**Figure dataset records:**
++++++++++++++++++++
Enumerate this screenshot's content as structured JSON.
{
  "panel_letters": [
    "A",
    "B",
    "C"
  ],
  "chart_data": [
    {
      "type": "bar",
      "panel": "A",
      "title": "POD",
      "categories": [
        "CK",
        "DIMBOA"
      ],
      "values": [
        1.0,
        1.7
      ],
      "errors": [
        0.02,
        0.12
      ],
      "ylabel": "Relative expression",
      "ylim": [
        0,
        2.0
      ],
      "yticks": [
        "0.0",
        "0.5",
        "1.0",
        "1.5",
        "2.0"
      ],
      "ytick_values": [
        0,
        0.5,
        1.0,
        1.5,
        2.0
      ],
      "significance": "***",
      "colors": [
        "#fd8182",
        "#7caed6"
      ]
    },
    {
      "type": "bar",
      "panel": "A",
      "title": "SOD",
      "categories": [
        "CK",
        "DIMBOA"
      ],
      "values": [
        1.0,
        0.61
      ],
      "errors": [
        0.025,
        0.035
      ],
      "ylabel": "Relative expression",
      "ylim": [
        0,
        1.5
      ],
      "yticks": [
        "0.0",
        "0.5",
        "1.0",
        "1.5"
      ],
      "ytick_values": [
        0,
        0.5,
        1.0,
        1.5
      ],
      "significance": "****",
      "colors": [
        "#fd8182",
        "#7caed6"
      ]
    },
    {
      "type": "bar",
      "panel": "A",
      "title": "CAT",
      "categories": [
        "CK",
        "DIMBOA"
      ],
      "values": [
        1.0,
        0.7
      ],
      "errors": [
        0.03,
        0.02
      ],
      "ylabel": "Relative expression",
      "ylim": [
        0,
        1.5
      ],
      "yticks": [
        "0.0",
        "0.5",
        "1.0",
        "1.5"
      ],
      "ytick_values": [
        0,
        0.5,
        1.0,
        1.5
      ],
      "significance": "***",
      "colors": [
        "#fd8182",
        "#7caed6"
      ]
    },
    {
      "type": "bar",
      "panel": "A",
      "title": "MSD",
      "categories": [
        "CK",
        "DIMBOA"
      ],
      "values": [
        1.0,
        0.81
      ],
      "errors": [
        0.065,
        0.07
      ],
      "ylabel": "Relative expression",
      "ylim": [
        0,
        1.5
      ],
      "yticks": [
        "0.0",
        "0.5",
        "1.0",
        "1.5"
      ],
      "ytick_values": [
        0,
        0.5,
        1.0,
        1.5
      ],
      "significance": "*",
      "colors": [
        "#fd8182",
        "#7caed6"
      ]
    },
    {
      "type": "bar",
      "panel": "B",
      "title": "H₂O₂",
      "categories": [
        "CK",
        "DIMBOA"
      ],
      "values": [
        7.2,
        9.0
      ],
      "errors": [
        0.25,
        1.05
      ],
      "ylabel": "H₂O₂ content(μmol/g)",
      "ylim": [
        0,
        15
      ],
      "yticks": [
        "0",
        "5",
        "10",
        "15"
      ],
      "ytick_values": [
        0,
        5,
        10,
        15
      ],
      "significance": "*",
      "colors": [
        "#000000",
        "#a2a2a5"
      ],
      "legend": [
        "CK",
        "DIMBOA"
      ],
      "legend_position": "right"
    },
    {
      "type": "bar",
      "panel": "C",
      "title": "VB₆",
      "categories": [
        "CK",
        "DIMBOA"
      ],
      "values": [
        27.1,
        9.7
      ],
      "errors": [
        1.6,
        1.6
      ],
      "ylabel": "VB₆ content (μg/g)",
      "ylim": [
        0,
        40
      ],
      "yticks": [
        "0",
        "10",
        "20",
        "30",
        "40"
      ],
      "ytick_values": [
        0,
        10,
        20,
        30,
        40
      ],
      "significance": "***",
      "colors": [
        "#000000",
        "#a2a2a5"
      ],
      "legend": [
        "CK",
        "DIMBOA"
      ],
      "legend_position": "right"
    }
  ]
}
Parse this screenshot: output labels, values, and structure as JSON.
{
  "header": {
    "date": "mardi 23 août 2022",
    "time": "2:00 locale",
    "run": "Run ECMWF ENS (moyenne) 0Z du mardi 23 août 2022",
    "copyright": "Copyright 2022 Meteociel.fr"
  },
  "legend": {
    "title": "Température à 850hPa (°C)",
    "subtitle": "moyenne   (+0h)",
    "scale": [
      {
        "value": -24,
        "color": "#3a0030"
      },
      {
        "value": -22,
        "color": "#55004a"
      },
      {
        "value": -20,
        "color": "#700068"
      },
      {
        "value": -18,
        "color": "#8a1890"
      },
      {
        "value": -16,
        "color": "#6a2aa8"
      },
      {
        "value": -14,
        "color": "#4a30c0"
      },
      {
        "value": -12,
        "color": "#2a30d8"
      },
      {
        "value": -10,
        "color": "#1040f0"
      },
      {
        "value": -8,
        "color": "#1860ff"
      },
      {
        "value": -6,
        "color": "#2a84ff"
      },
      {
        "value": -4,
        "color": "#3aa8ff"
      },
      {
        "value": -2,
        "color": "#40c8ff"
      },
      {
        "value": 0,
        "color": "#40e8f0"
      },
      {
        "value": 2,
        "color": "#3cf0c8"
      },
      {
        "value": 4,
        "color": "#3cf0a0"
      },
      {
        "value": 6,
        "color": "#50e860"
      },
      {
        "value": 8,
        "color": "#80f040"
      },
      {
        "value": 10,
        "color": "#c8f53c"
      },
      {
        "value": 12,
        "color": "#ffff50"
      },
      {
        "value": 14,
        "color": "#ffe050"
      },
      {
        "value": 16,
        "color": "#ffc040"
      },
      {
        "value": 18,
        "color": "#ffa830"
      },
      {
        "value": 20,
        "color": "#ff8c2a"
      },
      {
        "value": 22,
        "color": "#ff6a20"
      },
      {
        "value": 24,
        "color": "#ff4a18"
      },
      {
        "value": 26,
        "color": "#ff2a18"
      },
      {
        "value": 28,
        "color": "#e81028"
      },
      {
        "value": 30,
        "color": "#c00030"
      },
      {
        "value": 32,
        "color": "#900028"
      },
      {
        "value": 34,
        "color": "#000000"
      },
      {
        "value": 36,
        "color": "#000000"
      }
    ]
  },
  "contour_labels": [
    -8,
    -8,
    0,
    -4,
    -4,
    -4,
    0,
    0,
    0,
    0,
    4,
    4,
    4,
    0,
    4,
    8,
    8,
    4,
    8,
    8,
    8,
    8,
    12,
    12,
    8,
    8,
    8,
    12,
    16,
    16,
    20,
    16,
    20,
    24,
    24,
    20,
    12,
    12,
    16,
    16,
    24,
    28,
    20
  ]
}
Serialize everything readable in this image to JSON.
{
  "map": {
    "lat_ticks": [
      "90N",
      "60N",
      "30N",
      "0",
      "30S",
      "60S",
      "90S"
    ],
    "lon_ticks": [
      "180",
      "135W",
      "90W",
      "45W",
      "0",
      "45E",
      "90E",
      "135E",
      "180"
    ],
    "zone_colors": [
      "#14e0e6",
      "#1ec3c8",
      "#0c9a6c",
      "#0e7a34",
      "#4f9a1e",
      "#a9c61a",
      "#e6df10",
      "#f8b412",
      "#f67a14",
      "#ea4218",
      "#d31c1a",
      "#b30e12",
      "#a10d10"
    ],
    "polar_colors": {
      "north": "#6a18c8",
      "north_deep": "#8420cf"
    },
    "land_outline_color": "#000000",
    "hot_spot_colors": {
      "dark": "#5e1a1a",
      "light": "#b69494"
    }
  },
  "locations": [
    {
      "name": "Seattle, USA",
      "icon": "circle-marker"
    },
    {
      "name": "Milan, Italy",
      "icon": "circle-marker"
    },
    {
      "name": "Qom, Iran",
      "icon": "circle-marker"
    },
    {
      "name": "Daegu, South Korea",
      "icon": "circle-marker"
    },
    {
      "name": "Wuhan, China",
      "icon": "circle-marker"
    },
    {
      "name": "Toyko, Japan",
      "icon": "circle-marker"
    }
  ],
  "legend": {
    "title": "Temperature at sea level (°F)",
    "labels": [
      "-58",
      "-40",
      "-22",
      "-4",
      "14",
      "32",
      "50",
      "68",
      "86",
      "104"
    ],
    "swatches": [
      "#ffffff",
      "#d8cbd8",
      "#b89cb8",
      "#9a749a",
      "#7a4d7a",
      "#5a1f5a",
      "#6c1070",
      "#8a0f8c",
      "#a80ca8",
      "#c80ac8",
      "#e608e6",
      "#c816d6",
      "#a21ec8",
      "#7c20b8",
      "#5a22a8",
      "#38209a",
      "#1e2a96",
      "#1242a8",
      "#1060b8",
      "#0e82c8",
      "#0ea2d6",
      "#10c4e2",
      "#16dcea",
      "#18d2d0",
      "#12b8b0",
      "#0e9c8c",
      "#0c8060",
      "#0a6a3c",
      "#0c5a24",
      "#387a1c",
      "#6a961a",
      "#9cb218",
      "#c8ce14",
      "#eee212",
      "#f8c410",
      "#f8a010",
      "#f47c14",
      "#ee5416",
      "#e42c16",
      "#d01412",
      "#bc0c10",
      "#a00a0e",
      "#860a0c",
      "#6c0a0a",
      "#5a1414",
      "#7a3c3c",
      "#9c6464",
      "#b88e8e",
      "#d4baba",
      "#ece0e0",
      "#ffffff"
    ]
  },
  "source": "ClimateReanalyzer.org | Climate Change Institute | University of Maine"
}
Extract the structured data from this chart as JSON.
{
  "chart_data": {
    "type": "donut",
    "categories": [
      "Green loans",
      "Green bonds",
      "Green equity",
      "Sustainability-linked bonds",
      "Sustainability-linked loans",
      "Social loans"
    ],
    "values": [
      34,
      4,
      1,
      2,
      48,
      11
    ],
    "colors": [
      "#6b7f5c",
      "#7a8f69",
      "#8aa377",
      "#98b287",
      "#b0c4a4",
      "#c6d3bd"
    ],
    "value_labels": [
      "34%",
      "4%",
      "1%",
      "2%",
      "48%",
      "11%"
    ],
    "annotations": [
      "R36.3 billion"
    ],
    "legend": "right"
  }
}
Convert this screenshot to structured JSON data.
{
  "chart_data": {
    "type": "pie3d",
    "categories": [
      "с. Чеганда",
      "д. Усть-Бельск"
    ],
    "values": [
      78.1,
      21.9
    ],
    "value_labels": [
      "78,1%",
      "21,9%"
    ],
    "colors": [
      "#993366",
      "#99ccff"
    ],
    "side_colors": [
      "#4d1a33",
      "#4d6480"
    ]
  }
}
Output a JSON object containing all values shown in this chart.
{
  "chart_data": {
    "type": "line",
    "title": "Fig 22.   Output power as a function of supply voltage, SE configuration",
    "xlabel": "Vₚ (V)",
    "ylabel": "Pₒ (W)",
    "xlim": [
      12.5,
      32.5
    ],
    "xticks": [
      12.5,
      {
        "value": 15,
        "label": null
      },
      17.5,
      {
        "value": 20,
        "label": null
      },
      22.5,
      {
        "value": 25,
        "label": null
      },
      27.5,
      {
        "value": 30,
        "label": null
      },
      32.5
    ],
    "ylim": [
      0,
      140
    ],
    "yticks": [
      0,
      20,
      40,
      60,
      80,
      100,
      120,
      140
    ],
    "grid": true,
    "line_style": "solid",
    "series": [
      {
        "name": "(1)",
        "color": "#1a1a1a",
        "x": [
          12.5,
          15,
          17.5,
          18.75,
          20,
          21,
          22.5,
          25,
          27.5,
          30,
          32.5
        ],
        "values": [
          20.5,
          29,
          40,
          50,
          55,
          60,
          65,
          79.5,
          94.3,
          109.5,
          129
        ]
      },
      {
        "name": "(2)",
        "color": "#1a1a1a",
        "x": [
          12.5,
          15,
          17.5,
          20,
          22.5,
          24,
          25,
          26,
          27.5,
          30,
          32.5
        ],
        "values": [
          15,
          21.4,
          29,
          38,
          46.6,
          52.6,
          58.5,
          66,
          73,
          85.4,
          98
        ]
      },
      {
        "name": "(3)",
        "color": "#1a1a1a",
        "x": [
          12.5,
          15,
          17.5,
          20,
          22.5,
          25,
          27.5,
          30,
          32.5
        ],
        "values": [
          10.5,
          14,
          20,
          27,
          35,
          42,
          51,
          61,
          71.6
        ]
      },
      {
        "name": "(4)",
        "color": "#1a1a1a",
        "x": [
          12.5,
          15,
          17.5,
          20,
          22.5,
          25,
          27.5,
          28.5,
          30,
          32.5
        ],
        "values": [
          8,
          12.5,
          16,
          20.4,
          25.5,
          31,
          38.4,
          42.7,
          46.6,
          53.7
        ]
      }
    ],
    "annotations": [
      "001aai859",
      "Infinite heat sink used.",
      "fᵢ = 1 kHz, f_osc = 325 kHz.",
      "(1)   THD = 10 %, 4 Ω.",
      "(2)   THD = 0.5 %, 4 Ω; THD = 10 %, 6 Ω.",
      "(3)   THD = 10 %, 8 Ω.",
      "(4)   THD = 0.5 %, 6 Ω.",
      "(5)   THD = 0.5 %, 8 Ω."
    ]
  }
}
++++++++++++++++++++
**What is needed:** Across the entries, how many lines contain "H₂O₂"? Reply with the number only.

**Reply:** 2